◆ DATA ROWS

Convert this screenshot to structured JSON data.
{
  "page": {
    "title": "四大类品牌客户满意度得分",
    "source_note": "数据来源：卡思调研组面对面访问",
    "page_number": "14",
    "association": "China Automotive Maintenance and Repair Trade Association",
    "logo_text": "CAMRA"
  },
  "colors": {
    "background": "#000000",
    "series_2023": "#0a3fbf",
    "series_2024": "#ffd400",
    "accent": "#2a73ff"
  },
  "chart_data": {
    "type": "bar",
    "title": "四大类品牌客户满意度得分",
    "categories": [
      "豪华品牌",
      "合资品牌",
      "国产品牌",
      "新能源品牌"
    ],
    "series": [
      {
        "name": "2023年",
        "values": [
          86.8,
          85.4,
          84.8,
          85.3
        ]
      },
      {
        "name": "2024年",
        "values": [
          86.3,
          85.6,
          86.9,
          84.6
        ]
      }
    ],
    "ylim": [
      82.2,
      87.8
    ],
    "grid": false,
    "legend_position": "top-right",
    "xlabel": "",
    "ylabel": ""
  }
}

◆ PROBLEM TO SOLVE
Return every line of the material exactly.

◆ ANSWER
Convert this screenshot to structured JSON data.
{
  "page": {
    "title": "四大类品牌客户满意度得分",
    "source_note": "数据来源：卡思调研组面对面访问",
    "page_number": "14",
    "association": "China Automotive Maintenance and Repair Trade Association",
    "logo_text": "CAMRA"
  },
  "colors": {
    "background": "#000000",
    "series_2023": "#0a3fbf",
    "series_2024": "#ffd400",
    "accent": "#2a73ff"
  },
  "chart_data": {
    "type": "bar",
    "title": "四大类品牌客户满意度得分",
    "categories": [
      "豪华品牌",
      "合资品牌",
      "国产品牌",
      "新能源品牌"
    ],
    "series": [
      {
        "name": "2023年",
        "values": [
          86.8,
          85.4,
          84.8,
          85.3
        ]
      },
      {
        "name": "2024年",
        "values": [
          86.3,
          85.6,
          86.9,
          84.6
        ]
      }
    ],
    "ylim": [
      82.2,
      87.8
    ],
    "grid": false,
    "legend_position": "top-right",
    "xlabel": "",
    "ylabel": ""
  }
}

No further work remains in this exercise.